● **Do this**
Below are the entries; state how many of their lines contain the string "电磁性或电子型", and nothing more.

──────── Records shown

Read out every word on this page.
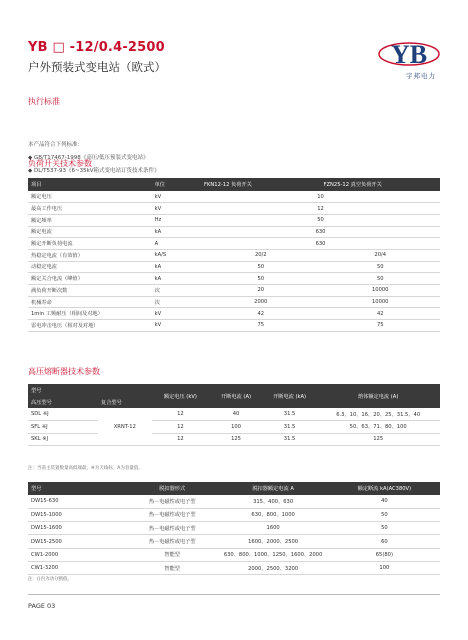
YB □ -12/0.4-2500
户外预装式变电站（欧式）	YB
宇邦电力
执行标准
本产品符合下列标准：
◆ GB/T17467-1998《高压/低压预装式变电站》
◆ DL/T537-93《6~35kV箱式变电站订货技术条件》
负荷开关技术参数
项目	单位	FKN12-12 负荷开关	FZN25-12 真空负荷开关
额定电压	kV	10	
最高工作电压	kV	12	
额定频率	Hz	50	
额定电流	kA	630	
额定开断负荷电流	A	630	
热稳定电流（有效值）	kA/S	20/2	20/4
动稳定电流	kA	50	50
额定关合电流（峰值）	kA	50	50
满负荷开断次数	次	20	10000
机械寿命	次	2000	10000
1min 工频耐压（相间及对地）	kV	42	42
雷电冲击电压（相对及对地）	kV	75	75
高压熔断器技术参数
型号		额定电压 (kV)	开断电流 (A)	开断电流 (kA)	熔体额定电流 (A)
高压型号	复合型号				
SDL ※J	XRNT-12	12	40	31.5	6.3、10、16、20、25、31.5、40
SFL ※J		12	100	31.5	50、63、71、80、100
SKL ※J		12	125	31.5	125
注：当前主装置数量高低端最，※为天线标，A为容量值。
型号	脱扣器形式	脱扣器额定电流 A	额定断流 kA(AC380V)
DW15-630	热－电磁性或电子型	315、400、630	40
DW15-1000	热－电磁性或电子型	630、800、1000	50
DW15-1600	热－电磁性或电子型	1600	50
DW15-2500	热－电磁性或电子型	1600、2000、2500	60
CW1-2000	智能型	630、800、1000、1250、1600、2000	65(80)
CW1-3200	智能型	2000、2500、3200	100
注：()内为动分断值。
PAGE 03
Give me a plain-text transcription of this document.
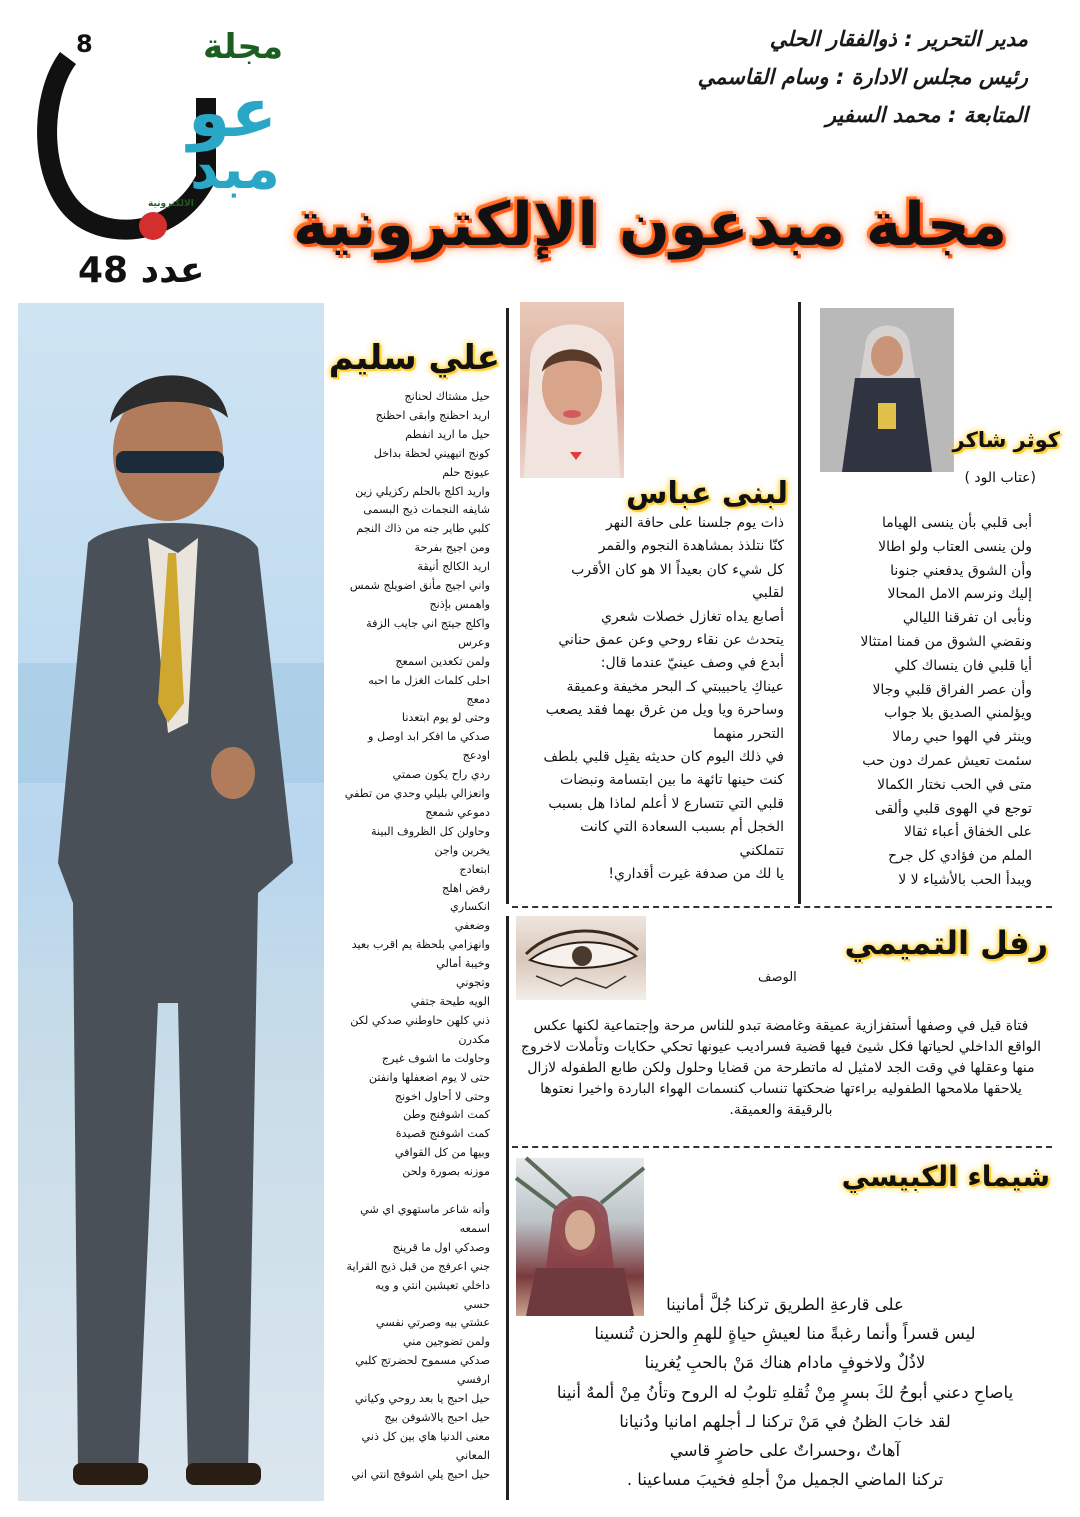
مجلة
عو
مبد
الالكترونية
8
عدد 48
مدير التحرير : ذوالفقار الحلي
رئيس مجلس الادارة : وسام القاسمي
المتابعة : محمد السفير
مجلة مبدعون الإلكترونية
علي سليم
حيل مشتاك لحنانج
اريد احظنج وابقى احظنج
حيل ما اريد انفطم
كونج اتيهيني لحظة بداخل
عيونج حلم
واريد اكلج بالحلم ركزيلي زين
شايفه النجمات ذيج البسمى
كلبي طاير جنه من ذاك النجم
ومن اجيج بفرحة
اريد الكالج أنيقة
واني اجيج مأنق اضويلج شمس
واهمس بإذنج
واكلج جيتج اني جايب الزفة
وعرس
ولمن تكعدين اسمعج
احلى كلمات الغزل ما احبه
دمعج
وحتى لو يوم ابتعدنا
صدكي ما افكر ابد اوصل و
اودعج
ردي راح يكون صمتي
وانعزالي بليلي وحدي من تطفي
دموعي شمعج
وحاولن كل الظروف البينة
يخربن واجن
ابتعادج
رفض اهلج
انكساري
وضعفي
وانهزامي بلحظة يم اقرب بعيد
وخيبة أمالي
وتجوني
الويه طيحة جتفي
ذني كلهن حاوطني صدكي لكن
مكدرن
وحاولت ما اشوف غيرج
حتى لا يوم اضعفلها وانفتن
وحتى لا أحاول اخونج
كمت اشوفنج وطن
كمت اشوفنج قصيدة
وبيها من كل القوافي
موزنه بصورة ولحن

وأنه شاعر ماستهوي اي شي
اسمعه
وصدكي اول ما قرينج
جني اعرفج من قبل ذيج القراية
داخلي تعيشين انتي و ويه
حسي
عشتي بيه وصرتي نفسي
ولمن تضوجين مني
صدكي مسموح لحضرتج كلبي
ارفسي
حيل احبج يا بعد روحي وكياني
حيل احبج يالاشوفن بيج
معنى الدنيا هاي بين كل ذني
المعاني
حيل احبج يلي اشوفج انتي اني
لبنى عباس
ذات يوم جلسنا على حافة النهر
كنّا نتلذذ بمشاهدة النجوم والقمر
كل شيء كان بعيداً الا هو كان الأقرب
لقلبي
أصابع يداه تغازل خصلات شعري
يتحدث عن نقاء روحي وعن عمق حناني
أبدع في وصف عينيّ عندما قال:
عيناكِ ياحبيبتي كـ البحر مخيفة وعميقة
وساحرة ويا ويل من غرق بهما فقد يصعب
التحرر منهما
في ذلك اليوم كان حديثه يقبِل قلبي بلطف
كنت حينها تائهة ما بين ابتسامة ونبضات
قلبي التي تتسارع لا أعلم لماذا هل بسبب
الخجل أم بسبب السعادة التي كانت
تتملكني
يا لك من صدفة غيرت أقداري!
كوثر شاكر
(عتاب الود )
أبى قلبي بأن ينسى الهياما
ولن ينسى العتاب ولو اطالا
وأن الشوق يدفعني جنونا
إليك ونرسم الامل المحالا
ونأبى ان تفرقنا الليالي
ونقضي الشوق من فمنا امتثالا
أيا قلبي فان ينساك كلي
وأن عصر الفراق قلبي وجالا
ويؤلمني الصديق بلا جواب
وينثر في الهوا حبي رمالا
سئمت تعيش عمرك دون حب
متى في الحب نختار الكمالا
توجع في الهوى قلبي وألقى
على الخفاق أعباء ثقالا
الملم من فؤادي كل جرح
ويبدأ الحب بالأشياء لا لا
رفل التميمي
الوصف
فتاة قيل في وصفها أستفزازية عميقة وغامضة تبدو للناس مرحة وإجتماعية لكنها عكس الواقع الداخلي لحياتها فكل شيئ فيها قضية فسراديب عيونها تحكي حكايات وتأملات لاخروج منها وعقلها في وقت الجد لامثيل له ماتطرحة من قضايا وحلول ولكن طابع الطفوله لازال يلاحقها ملامحها الطفوليه براءتها ضحكتها تنساب كنسمات الهواء الباردة واخيرا نعتوها بالرقيقة والعميقة.
شيماء الكبيسي
على قارعةِ الطريق تركنا جُلَّ أمانينا
ليس قسراً وأنما رغبةً منا لعيشِ حياةٍ للهمِ والحزن تُنسينا
لاذُلٌ ولاخوفٍ مادام هناك مَنْ بالحبِ يُغرينا
ياصاحِ دعني أبوحُ لكَ بسرٍ مِنْ ثُقلهِ تلوبُ له الروح وتأنُ مِنْ ألمهٌ أنينا
لقد خابَ الظنُ في مَنْ تركنا لـ أجلهم امانيا ودُنيانا
آهاتٌ ،وحسراتٌ على حاضرٍ قاسي
تركنا الماضي الجميل منْ أجلهِ فخيبَ مساعينا .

────────────────

● **Solution**
4